** begin **
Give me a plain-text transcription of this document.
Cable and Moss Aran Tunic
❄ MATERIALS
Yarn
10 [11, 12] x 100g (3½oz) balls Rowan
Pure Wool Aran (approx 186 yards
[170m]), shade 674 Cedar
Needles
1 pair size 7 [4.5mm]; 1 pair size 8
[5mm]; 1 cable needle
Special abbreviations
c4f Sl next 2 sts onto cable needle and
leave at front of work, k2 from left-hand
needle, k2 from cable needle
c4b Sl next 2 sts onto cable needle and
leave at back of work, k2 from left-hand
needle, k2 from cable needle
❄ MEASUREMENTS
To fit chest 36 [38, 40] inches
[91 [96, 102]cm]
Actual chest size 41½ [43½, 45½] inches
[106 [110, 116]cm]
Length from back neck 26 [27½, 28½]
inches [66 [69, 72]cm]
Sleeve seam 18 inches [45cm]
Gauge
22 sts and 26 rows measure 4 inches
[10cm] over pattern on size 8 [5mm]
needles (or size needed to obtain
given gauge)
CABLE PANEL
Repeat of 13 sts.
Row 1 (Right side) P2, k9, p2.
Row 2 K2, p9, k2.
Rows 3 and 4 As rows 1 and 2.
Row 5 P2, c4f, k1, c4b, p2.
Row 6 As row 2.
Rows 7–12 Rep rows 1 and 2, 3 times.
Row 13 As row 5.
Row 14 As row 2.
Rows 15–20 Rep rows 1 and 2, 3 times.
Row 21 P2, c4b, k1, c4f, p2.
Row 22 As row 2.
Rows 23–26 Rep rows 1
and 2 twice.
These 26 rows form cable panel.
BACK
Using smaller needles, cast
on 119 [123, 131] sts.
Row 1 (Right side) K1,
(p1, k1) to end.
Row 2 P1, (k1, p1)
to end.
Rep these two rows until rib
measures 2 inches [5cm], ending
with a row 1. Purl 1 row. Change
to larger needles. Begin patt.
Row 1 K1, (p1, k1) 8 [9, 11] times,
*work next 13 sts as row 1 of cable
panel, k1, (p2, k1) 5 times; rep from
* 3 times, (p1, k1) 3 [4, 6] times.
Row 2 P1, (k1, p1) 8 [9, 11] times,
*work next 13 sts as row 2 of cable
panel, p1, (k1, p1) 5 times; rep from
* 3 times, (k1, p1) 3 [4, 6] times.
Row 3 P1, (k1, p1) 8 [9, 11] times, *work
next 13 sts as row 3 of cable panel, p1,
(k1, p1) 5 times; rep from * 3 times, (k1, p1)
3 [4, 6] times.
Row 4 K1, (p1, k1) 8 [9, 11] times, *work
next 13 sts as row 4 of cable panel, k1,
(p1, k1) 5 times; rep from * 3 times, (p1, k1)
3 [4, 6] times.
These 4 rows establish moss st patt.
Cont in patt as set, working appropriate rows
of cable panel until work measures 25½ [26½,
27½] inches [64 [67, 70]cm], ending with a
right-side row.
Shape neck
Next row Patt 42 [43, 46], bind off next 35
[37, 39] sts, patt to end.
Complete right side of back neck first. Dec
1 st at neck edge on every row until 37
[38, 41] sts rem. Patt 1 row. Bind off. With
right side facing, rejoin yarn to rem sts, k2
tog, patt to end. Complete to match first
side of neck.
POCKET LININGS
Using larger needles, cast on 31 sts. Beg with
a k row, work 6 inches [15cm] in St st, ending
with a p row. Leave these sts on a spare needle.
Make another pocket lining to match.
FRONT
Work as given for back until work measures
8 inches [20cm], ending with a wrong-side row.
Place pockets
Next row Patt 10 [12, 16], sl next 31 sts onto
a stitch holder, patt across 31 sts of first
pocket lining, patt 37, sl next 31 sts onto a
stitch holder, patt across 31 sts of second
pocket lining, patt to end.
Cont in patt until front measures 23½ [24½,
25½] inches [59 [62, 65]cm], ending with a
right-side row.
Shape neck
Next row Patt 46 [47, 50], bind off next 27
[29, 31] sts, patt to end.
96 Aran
** end **
Locate each line with the word "stitch" and copy it.

OUTPUT OF THE EXERCISE
a stitch holder, patt across 31 sts of first
stitch holder, patt across 31 sts of second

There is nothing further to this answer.